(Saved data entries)
--------------------------------------------------

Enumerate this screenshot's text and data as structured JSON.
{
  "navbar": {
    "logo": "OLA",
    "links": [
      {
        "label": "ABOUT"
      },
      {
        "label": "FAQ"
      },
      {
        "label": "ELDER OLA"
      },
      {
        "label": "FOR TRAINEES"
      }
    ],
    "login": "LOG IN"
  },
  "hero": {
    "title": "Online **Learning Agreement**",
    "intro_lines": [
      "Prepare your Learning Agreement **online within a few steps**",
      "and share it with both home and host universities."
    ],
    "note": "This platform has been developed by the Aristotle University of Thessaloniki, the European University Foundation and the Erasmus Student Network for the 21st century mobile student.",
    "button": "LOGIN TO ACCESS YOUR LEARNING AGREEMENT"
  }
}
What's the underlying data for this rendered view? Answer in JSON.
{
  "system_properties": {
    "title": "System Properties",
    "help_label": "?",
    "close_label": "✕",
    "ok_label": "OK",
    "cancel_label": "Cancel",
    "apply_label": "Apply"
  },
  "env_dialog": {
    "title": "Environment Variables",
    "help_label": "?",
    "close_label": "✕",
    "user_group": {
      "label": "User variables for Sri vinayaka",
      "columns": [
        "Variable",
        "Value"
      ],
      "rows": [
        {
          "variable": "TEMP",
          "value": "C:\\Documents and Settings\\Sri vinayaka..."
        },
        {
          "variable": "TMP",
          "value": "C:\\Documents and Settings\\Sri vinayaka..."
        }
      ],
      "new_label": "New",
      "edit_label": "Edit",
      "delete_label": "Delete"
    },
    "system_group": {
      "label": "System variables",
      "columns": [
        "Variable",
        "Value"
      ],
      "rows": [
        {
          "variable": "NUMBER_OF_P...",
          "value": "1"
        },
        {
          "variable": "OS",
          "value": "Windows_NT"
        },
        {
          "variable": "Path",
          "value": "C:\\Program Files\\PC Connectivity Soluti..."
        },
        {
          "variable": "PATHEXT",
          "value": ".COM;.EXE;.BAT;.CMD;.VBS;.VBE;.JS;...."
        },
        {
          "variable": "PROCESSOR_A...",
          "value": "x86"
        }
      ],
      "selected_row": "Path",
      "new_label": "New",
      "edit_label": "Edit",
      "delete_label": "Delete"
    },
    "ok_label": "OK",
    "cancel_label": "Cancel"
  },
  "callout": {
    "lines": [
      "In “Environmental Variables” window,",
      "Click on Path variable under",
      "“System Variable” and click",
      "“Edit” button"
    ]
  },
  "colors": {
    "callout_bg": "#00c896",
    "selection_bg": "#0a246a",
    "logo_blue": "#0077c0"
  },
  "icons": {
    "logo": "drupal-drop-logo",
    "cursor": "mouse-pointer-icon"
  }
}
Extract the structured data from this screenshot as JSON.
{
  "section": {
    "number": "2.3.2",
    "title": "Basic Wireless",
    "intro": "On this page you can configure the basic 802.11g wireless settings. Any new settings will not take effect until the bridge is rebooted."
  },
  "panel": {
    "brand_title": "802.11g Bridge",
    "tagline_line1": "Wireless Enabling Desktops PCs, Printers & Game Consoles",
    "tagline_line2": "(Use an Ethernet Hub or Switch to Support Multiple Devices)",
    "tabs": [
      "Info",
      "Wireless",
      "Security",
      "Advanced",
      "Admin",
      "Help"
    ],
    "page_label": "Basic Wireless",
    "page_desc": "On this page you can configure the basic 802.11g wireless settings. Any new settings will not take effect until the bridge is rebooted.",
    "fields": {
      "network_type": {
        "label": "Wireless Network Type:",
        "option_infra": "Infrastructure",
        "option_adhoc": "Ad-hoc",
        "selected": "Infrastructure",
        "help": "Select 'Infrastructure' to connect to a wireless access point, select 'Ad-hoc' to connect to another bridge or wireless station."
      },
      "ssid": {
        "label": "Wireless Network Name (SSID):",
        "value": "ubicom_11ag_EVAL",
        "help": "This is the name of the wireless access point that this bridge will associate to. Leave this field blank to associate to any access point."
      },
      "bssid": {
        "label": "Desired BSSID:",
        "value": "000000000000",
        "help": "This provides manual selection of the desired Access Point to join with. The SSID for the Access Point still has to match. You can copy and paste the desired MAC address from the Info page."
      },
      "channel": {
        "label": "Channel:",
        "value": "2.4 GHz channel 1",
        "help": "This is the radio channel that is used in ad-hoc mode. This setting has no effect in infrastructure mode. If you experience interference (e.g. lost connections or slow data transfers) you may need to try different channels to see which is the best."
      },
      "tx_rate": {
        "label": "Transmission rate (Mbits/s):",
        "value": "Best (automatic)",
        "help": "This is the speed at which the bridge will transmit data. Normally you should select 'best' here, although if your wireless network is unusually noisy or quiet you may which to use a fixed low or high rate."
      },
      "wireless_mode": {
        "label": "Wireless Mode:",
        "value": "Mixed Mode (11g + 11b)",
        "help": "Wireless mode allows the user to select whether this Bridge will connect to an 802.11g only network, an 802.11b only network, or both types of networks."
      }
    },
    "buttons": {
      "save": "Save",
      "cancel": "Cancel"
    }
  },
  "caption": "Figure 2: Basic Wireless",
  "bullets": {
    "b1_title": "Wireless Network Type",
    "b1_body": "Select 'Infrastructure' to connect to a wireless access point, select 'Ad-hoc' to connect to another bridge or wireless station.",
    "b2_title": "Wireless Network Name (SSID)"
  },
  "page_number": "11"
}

--------------------------------------------------

▶ _Task statement_
Send back every record, precisely as written.

▶ _The answer_
Enumerate this screenshot's text and data as structured JSON.
{
  "navbar": {
    "logo": "OLA",
    "links": [
      {
        "label": "ABOUT"
      },
      {
        "label": "FAQ"
      },
      {
        "label": "ELDER OLA"
      },
      {
        "label": "FOR TRAINEES"
      }
    ],
    "login": "LOG IN"
  },
  "hero": {
    "title": "Online **Learning Agreement**",
    "intro_lines": [
      "Prepare your Learning Agreement **online within a few steps**",
      "and share it with both home and host universities."
    ],
    "note": "This platform has been developed by the Aristotle University of Thessaloniki, the European University Foundation and the Erasmus Student Network for the 21st century mobile student.",
    "button": "LOGIN TO ACCESS YOUR LEARNING AGREEMENT"
  }
}
What's the underlying data for this rendered view? Answer in JSON.
{
  "system_properties": {
    "title": "System Properties",
    "help_label": "?",
    "close_label": "✕",
    "ok_label": "OK",
    "cancel_label": "Cancel",
    "apply_label": "Apply"
  },
  "env_dialog": {
    "title": "Environment Variables",
    "help_label": "?",
    "close_label": "✕",
    "user_group": {
      "label": "User variables for Sri vinayaka",
      "columns": [
        "Variable",
        "Value"
      ],
      "rows": [
        {
          "variable": "TEMP",
          "value": "C:\\Documents and Settings\\Sri vinayaka..."
        },
        {
          "variable": "TMP",
          "value": "C:\\Documents and Settings\\Sri vinayaka..."
        }
      ],
      "new_label": "New",
      "edit_label": "Edit",
      "delete_label": "Delete"
    },
    "system_group": {
      "label": "System variables",
      "columns": [
        "Variable",
        "Value"
      ],
      "rows": [
        {
          "variable": "NUMBER_OF_P...",
          "value": "1"
        },
        {
          "variable": "OS",
          "value": "Windows_NT"
        },
        {
          "variable": "Path",
          "value": "C:\\Program Files\\PC Connectivity Soluti..."
        },
        {
          "variable": "PATHEXT",
          "value": ".COM;.EXE;.BAT;.CMD;.VBS;.VBE;.JS;...."
        },
        {
          "variable": "PROCESSOR_A...",
          "value": "x86"
        }
      ],
      "selected_row": "Path",
      "new_label": "New",
      "edit_label": "Edit",
      "delete_label": "Delete"
    },
    "ok_label": "OK",
    "cancel_label": "Cancel"
  },
  "callout": {
    "lines": [
      "In “Environmental Variables” window,",
      "Click on Path variable under",
      "“System Variable” and click",
      "“Edit” button"
    ]
  },
  "colors": {
    "callout_bg": "#00c896",
    "selection_bg": "#0a246a",
    "logo_blue": "#0077c0"
  },
  "icons": {
    "logo": "drupal-drop-logo",
    "cursor": "mouse-pointer-icon"
  }
}
Extract the structured data from this screenshot as JSON.
{
  "section": {
    "number": "2.3.2",
    "title": "Basic Wireless",
    "intro": "On this page you can configure the basic 802.11g wireless settings. Any new settings will not take effect until the bridge is rebooted."
  },
  "panel": {
    "brand_title": "802.11g Bridge",
    "tagline_line1": "Wireless Enabling Desktops PCs, Printers & Game Consoles",
    "tagline_line2": "(Use an Ethernet Hub or Switch to Support Multiple Devices)",
    "tabs": [
      "Info",
      "Wireless",
      "Security",
      "Advanced",
      "Admin",
      "Help"
    ],
    "page_label": "Basic Wireless",
    "page_desc": "On this page you can configure the basic 802.11g wireless settings. Any new settings will not take effect until the bridge is rebooted.",
    "fields": {
      "network_type": {
        "label": "Wireless Network Type:",
        "option_infra": "Infrastructure",
        "option_adhoc": "Ad-hoc",
        "selected": "Infrastructure",
        "help": "Select 'Infrastructure' to connect to a wireless access point, select 'Ad-hoc' to connect to another bridge or wireless station."
      },
      "ssid": {
        "label": "Wireless Network Name (SSID):",
        "value": "ubicom_11ag_EVAL",
        "help": "This is the name of the wireless access point that this bridge will associate to. Leave this field blank to associate to any access point."
      },
      "bssid": {
        "label": "Desired BSSID:",
        "value": "000000000000",
        "help": "This provides manual selection of the desired Access Point to join with. The SSID for the Access Point still has to match. You can copy and paste the desired MAC address from the Info page."
      },
      "channel": {
        "label": "Channel:",
        "value": "2.4 GHz channel 1",
        "help": "This is the radio channel that is used in ad-hoc mode. This setting has no effect in infrastructure mode. If you experience interference (e.g. lost connections or slow data transfers) you may need to try different channels to see which is the best."
      },
      "tx_rate": {
        "label": "Transmission rate (Mbits/s):",
        "value": "Best (automatic)",
        "help": "This is the speed at which the bridge will transmit data. Normally you should select 'best' here, although if your wireless network is unusually noisy or quiet you may which to use a fixed low or high rate."
      },
      "wireless_mode": {
        "label": "Wireless Mode:",
        "value": "Mixed Mode (11g + 11b)",
        "help": "Wireless mode allows the user to select whether this Bridge will connect to an 802.11g only network, an 802.11b only network, or both types of networks."
      }
    },
    "buttons": {
      "save": "Save",
      "cancel": "Cancel"
    }
  },
  "caption": "Figure 2: Basic Wireless",
  "bullets": {
    "b1_title": "Wireless Network Type",
    "b1_body": "Select 'Infrastructure' to connect to a wireless access point, select 'Ad-hoc' to connect to another bridge or wireless station.",
    "b2_title": "Wireless Network Name (SSID)"
  },
  "page_number": "11"
}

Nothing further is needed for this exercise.